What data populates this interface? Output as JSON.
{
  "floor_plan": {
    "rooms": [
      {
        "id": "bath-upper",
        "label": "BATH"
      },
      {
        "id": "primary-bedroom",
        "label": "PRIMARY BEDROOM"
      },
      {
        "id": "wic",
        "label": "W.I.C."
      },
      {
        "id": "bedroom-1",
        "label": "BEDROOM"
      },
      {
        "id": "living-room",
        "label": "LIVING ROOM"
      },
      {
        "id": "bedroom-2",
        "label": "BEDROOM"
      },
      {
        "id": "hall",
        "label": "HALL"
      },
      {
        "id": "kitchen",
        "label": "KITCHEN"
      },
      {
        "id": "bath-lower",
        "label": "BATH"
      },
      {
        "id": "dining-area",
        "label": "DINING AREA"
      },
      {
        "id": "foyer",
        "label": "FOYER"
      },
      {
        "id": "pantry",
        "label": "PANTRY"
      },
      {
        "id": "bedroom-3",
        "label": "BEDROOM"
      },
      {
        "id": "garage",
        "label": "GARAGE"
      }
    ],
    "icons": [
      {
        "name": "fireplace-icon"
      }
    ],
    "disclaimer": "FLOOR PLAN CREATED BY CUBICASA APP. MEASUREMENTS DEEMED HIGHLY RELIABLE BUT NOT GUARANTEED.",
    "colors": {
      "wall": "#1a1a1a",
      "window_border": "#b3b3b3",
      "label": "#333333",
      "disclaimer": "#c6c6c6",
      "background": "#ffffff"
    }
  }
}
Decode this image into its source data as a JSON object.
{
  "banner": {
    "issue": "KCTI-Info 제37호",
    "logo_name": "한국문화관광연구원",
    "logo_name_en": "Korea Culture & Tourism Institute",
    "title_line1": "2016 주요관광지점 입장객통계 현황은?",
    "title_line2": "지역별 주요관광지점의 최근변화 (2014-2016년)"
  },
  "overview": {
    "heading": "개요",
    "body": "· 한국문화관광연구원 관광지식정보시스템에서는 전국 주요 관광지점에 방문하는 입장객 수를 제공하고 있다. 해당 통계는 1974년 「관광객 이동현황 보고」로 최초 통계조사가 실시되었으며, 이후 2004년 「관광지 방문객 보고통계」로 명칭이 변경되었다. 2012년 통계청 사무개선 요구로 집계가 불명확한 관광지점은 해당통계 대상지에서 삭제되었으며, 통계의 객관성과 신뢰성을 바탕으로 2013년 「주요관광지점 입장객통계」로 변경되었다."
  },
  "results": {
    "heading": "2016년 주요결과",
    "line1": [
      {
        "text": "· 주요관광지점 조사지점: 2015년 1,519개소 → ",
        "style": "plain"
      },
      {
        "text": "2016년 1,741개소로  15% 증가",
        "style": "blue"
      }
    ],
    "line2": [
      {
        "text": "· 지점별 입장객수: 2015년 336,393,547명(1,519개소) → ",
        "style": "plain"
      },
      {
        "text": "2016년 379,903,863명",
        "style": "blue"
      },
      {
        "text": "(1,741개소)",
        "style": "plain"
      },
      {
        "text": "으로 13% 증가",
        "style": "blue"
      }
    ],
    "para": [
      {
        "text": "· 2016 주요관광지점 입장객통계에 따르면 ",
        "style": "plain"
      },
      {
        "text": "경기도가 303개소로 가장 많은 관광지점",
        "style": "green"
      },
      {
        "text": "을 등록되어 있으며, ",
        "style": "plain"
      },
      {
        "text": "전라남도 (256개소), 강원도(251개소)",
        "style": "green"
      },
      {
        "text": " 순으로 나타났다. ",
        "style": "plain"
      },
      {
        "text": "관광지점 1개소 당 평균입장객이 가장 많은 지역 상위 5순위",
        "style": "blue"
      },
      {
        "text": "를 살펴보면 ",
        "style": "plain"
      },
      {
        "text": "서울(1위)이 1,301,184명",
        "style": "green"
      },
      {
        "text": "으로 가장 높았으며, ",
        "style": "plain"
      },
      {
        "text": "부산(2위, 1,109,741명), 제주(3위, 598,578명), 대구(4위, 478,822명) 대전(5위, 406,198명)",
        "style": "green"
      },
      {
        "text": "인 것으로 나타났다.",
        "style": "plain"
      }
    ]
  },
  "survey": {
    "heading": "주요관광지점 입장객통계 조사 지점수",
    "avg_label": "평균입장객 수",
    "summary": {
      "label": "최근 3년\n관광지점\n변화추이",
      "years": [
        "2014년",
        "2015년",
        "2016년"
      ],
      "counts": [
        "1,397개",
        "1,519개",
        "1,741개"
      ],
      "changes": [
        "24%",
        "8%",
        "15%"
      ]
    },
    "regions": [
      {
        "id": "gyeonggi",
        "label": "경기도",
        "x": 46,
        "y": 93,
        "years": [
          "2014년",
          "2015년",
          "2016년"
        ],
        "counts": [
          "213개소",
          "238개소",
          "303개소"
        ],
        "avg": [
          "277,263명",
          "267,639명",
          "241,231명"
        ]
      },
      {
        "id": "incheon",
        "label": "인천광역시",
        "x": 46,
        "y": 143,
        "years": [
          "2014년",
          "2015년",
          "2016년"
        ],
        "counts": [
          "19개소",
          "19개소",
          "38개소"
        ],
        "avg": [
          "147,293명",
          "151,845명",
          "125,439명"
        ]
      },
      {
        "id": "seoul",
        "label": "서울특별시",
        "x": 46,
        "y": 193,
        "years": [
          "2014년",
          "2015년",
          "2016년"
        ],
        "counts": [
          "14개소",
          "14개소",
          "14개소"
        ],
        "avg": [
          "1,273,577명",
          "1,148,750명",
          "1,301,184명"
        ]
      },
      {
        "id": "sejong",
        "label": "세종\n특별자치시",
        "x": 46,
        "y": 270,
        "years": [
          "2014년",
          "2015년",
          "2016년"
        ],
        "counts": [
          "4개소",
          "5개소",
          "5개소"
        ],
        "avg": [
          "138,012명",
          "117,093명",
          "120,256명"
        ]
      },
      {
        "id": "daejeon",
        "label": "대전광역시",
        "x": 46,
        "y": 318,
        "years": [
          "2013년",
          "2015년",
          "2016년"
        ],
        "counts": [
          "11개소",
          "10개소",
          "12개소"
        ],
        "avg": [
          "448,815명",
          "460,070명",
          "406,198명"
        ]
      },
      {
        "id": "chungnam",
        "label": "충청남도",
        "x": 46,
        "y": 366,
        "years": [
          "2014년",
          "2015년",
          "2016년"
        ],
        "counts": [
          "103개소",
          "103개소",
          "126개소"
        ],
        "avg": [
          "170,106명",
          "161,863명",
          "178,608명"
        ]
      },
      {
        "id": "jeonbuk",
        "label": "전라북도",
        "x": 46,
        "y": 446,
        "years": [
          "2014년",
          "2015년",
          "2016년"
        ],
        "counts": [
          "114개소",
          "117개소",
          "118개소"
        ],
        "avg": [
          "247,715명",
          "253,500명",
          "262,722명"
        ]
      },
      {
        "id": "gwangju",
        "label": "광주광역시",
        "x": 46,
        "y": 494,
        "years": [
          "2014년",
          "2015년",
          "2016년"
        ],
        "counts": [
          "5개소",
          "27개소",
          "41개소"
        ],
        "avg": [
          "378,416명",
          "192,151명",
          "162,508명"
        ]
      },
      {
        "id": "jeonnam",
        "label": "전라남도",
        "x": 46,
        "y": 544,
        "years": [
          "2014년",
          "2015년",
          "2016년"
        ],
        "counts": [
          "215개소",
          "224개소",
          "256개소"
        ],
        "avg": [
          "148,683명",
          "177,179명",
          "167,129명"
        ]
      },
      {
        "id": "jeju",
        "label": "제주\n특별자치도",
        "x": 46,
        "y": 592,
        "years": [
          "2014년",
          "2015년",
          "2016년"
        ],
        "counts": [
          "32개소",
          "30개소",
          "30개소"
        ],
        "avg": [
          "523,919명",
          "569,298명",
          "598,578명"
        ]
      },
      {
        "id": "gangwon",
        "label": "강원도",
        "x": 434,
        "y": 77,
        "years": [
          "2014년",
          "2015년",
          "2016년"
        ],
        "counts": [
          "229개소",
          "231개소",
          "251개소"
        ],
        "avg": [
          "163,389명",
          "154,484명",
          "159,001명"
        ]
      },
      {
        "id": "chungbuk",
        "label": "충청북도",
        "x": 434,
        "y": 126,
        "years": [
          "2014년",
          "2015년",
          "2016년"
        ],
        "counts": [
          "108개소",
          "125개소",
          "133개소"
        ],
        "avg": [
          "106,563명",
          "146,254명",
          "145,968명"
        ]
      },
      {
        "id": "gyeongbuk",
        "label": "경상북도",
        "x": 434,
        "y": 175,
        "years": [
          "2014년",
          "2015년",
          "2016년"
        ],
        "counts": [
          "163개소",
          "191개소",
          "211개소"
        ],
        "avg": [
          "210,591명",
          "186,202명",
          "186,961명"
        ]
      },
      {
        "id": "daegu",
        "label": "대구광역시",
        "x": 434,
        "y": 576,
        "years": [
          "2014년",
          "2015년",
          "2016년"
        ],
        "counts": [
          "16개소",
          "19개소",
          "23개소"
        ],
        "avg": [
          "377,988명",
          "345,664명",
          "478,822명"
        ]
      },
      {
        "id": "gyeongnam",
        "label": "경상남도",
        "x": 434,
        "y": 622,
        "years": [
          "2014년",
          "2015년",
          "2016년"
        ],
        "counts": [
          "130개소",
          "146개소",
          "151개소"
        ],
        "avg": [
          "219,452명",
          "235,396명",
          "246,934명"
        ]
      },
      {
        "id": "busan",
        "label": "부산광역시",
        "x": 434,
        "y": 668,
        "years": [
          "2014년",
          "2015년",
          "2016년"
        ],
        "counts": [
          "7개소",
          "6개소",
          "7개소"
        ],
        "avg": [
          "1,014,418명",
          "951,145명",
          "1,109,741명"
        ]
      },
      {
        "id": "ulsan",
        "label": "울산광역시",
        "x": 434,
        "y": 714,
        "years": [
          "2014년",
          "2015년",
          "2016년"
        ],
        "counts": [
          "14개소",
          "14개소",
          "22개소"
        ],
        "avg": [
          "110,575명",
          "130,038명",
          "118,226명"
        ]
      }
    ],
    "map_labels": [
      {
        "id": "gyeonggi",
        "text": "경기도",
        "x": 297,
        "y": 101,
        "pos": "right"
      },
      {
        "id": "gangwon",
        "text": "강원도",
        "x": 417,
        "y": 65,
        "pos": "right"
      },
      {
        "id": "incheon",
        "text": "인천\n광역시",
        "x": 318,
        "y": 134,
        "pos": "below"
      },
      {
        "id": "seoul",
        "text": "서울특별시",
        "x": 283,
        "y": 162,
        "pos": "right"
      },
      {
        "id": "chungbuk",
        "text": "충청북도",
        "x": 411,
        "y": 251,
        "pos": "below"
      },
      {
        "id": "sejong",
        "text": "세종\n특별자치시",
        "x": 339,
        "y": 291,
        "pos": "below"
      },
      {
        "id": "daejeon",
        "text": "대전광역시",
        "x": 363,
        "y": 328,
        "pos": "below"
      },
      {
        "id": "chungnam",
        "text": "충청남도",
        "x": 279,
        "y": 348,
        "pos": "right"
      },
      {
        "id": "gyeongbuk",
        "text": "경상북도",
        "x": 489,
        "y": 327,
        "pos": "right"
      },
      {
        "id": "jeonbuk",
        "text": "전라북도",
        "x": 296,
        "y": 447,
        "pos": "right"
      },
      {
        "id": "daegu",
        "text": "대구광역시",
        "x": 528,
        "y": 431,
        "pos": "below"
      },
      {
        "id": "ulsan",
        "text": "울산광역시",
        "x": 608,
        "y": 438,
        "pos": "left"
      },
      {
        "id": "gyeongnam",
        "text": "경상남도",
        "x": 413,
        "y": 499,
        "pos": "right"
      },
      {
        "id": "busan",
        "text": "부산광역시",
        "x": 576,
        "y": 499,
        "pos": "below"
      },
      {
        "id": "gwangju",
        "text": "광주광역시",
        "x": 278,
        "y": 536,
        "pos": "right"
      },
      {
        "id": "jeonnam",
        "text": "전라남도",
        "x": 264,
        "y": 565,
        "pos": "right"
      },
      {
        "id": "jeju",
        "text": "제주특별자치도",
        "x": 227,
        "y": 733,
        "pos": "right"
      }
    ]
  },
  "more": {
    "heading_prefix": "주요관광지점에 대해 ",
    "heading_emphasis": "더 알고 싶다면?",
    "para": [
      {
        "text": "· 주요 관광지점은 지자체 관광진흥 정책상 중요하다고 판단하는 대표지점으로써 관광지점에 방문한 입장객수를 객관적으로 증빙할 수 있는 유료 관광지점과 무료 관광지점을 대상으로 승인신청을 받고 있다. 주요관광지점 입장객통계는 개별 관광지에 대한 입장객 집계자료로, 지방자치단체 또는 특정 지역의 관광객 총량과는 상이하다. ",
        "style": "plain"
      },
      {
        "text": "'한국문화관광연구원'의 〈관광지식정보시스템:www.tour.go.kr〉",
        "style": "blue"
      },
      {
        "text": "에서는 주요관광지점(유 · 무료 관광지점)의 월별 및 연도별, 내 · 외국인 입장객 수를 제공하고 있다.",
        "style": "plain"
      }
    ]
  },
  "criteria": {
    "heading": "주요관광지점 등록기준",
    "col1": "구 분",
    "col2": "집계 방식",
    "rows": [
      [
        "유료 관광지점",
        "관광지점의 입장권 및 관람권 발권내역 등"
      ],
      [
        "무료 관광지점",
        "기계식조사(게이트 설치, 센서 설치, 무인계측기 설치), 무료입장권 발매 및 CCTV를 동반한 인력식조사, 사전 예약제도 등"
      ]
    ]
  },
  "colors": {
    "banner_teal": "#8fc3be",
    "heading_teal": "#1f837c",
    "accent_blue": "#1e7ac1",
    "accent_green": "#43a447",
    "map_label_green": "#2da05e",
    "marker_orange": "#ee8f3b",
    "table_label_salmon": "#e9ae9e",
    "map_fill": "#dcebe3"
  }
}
--
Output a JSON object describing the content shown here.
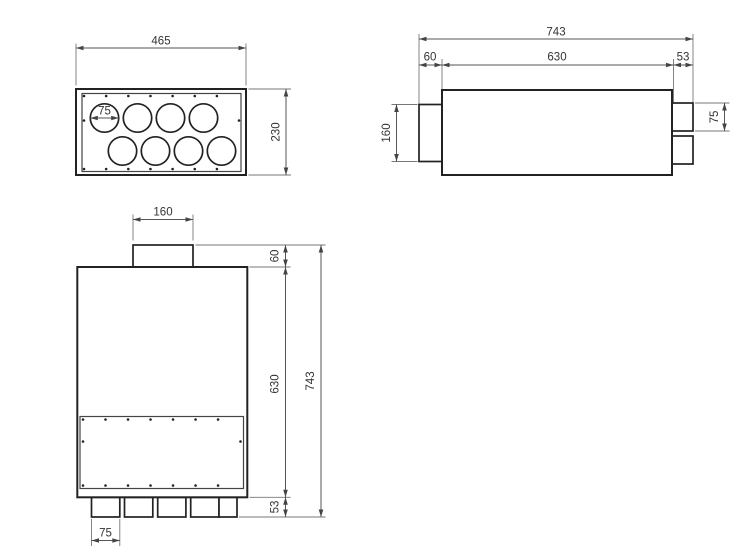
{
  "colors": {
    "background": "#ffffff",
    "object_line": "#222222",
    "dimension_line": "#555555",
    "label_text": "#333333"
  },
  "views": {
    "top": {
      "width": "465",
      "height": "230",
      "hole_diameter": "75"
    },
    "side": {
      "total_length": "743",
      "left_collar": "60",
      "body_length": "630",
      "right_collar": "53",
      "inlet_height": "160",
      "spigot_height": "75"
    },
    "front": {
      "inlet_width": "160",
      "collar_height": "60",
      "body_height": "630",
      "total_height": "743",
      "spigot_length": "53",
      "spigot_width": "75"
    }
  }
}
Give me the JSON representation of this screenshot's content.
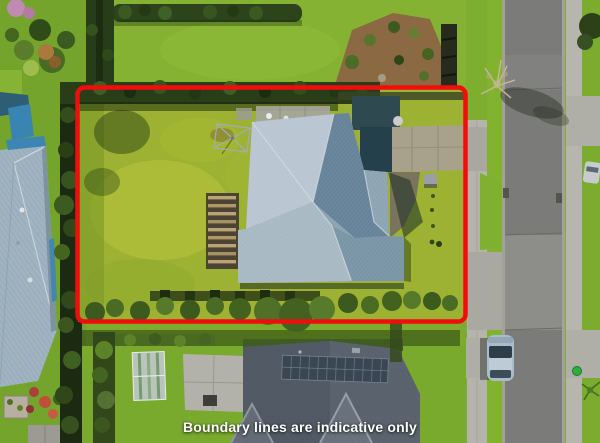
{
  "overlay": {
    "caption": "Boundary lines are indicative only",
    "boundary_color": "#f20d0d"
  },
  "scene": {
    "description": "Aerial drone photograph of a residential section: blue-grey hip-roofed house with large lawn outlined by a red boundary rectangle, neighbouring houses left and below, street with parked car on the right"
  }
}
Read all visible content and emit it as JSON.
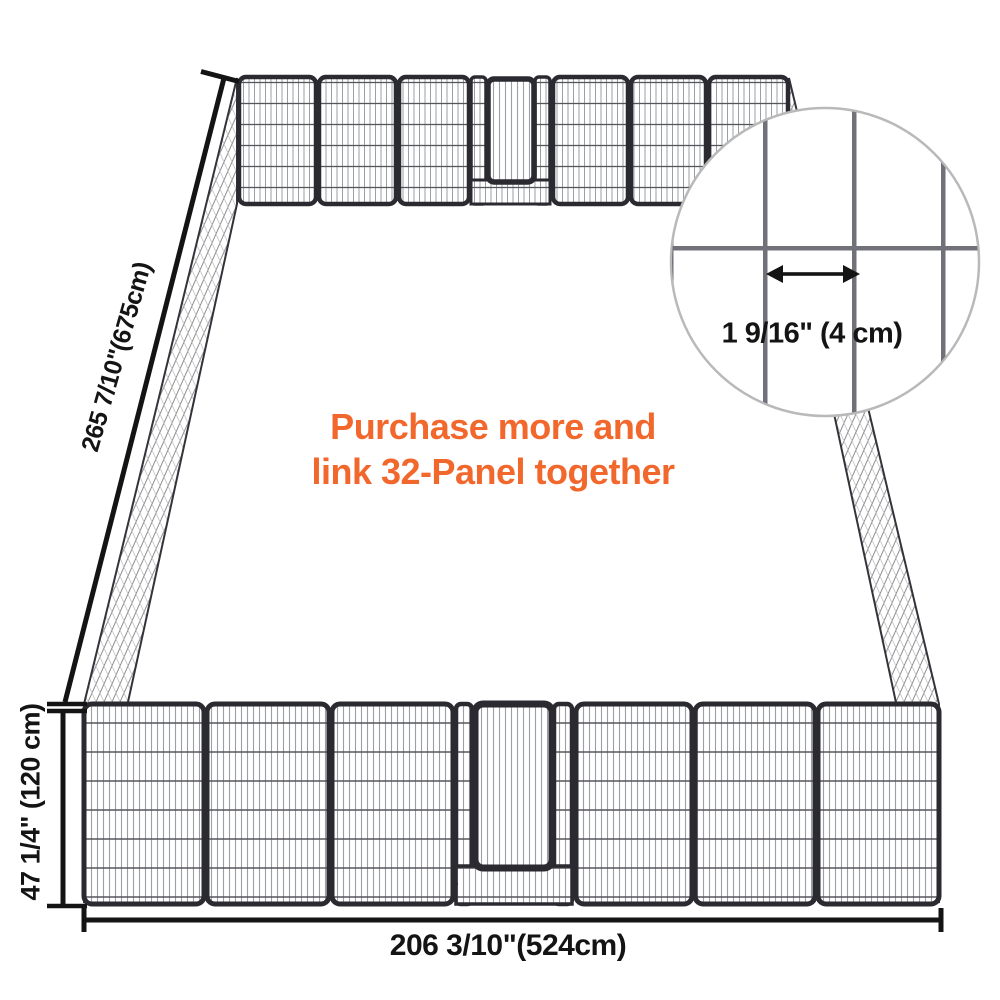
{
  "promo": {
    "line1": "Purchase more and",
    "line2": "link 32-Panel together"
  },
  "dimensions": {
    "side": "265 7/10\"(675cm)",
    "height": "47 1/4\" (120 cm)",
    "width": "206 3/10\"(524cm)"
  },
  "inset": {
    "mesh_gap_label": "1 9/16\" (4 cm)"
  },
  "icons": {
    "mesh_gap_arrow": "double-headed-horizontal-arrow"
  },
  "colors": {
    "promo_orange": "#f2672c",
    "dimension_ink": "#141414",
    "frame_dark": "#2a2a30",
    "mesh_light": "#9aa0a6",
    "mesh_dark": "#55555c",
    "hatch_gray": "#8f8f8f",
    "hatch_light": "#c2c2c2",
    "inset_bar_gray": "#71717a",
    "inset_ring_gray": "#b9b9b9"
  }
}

• **What the exercise asks**
Find how many lines in the material hold the word "data" and state that number alone.

• **Output for this task**
2